▸ **PROVIDED TEXT**
Macrophages are recruited from blood-derived monoyctes and differentiate into macrophages as they migrate through the tissue to the implantation site. In vitro studies of the FBR have used monocyte/macrophage cell lines, blood-derived primary monocytes, and primary macrophages derived from either blood or bone marrow monocytes. The advantage of cell lines is their accessibility and straightforwardness to culture. Examples of murine macrophage cell lines include RAW 264.7, J774A.1, and IC-21, and human monocyte cell lines include THP-1 and U-937. The latter can be differentiated into macrophages. Primary monocytes or monocyte-derived macrophages have also been studied for their biologically relevance. However, they require human/animal subjects with institutional approval, can be time-intensive and expensive to isolate, and have limited passaging capacity. Several studies have compared cell lines to primary cell sources. For example, RAW 264.7, J774A.1 and IC-21 responded to inflammatory stimulants by increased expression of pro-inflammatory cytokines, which was similar to primary bone-marrow derived macrophages, but the magnitude was generally lower [15]. Contrarily, THP-1 monocytes were more responsive than human peripheral blood monocytes to biomaterial extracts and an exogenous inflammatory stimulant [16]. These studies suggest that cell lines and primary cells can provide useful information regarding the relative monocyte/macrophage response to different biomaterials in vitro. However, the magnitude of the response will depend on cell type and thus interpretation of the magnitude should be taken with caution.

▸ **DATA**

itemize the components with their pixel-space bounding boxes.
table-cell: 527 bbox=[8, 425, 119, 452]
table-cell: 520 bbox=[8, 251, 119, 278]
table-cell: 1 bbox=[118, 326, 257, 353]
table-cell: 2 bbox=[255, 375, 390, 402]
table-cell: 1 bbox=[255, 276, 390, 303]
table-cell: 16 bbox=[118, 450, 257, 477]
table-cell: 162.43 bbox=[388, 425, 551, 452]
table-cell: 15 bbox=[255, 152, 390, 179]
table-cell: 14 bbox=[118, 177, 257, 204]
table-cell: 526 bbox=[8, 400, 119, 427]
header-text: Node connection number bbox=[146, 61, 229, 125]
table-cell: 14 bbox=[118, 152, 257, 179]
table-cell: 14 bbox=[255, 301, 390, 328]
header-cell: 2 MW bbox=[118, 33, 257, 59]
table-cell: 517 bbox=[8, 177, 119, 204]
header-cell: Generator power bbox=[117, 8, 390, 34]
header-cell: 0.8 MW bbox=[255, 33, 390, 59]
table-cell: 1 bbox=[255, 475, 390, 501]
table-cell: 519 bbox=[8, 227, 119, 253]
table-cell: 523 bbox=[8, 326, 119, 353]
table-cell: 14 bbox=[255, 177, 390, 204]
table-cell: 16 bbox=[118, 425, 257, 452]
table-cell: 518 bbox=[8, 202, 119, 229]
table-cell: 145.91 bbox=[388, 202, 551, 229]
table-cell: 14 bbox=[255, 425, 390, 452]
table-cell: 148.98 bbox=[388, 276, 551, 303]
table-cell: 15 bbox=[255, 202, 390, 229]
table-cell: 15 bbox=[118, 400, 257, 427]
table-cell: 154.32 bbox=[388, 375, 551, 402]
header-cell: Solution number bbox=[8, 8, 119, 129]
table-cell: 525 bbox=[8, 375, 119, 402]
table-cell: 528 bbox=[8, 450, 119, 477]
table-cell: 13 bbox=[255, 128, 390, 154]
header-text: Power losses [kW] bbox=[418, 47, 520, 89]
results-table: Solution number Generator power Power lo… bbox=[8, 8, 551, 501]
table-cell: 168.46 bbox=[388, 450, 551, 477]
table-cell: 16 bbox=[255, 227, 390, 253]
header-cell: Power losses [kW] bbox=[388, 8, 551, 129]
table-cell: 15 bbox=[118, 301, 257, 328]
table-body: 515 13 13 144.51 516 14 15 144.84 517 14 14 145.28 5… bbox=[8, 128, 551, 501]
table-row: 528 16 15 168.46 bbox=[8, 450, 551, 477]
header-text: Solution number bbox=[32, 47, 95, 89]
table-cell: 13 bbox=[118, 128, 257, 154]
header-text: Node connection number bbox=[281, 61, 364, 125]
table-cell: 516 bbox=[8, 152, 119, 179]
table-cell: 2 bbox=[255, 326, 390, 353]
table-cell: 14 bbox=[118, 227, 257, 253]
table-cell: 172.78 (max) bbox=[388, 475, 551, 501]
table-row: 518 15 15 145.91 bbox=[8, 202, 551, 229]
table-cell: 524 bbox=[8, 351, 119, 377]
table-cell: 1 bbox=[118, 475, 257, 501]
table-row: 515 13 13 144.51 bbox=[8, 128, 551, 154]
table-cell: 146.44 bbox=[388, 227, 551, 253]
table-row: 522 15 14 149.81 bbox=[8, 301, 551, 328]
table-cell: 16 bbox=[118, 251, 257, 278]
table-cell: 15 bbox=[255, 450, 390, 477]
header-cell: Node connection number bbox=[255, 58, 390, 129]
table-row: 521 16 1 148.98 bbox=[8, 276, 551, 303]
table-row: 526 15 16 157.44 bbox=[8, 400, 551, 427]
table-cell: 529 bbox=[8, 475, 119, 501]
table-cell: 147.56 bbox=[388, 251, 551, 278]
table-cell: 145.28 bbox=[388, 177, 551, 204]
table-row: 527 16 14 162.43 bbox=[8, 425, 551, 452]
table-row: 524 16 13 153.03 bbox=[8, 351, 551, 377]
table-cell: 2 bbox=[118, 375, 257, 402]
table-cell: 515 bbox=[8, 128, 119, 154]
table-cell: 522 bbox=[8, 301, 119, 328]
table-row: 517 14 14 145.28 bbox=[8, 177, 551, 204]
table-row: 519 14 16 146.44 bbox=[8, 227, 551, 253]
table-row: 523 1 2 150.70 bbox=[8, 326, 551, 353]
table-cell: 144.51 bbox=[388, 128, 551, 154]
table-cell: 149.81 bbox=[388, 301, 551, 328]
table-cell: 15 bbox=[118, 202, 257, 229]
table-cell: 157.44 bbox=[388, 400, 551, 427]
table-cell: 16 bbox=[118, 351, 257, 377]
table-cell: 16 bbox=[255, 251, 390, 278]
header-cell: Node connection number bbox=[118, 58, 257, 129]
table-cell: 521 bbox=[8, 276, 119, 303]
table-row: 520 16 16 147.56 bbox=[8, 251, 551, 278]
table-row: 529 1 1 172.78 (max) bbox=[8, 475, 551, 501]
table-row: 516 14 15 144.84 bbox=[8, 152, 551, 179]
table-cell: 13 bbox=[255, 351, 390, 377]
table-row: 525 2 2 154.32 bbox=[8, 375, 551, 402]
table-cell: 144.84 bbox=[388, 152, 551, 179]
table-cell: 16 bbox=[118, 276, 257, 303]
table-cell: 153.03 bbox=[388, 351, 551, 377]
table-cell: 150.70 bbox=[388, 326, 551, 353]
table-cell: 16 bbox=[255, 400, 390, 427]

▸ **REQUIRED TASKS**
• a. Answer the following from the passage on monocyte and macrophage cell sources, giving each answer on its own line.
(i) Which human monocyte cell lines does it name?
(ii) How did the magnitude of the pro-inflammatory cytokine response of RAW 264.7, J774A.1 and IC-21 compare with that of primary bone-marrow derived macrophages?
(iii) Which responded more strongly to biomaterial extracts and an exogenous inflammatory stimulant: THP-1 monocytes or human peripheral blood monocytes?
• b. Carry the passage on monocyte and macrophage cell sources forward from its final sentence, in the same formal register.

▸ **ANSWERS TO EACH TASK**
• a.
(i) THP-1 and U-937.
(ii) It was generally lower.
(iii) THP-1 monocytes.

• b.
Macrophage Polarization

To study the macrophage in the context of the FBR in vitro, identifying the state of macrophage polarization is important. Macrophages are often categorized by two distinct polarization states, classically activated (M1) macrophages, which are involved in inflammation, and alternatively activated (M2) macrophages, which are involved in non-inflammatory (i.e., regulatory and wound-healing) processes. However, macrophages exhibit a high degree of plasticity. A more appropriate characterization of macrophage polarization is to consider activation across a spectrum, where macrophages display charateristics that span multiple polarization states [17]. To this end, efforts to identify subtypes of M2 polarization states (i.e., M2a-M2d) based on the in vitro stimulant have also been described [18]. A summary of macrophage polarization states are presented in Table 2 including their activation, key surface markers, commonly secreted factors, and functional outcomes.

Table 2.

Macrophage polarization1

Polarization State Activation Key Surface Markers and Secreted Factors Functional Outcome
M1 LPS, TNF-α, IFN-γ CD86, MHC-II, TLR2, TLR4, iNOS, ROS, IL-12, IL-6 • Phagocytosis of bacteria, debris, etc.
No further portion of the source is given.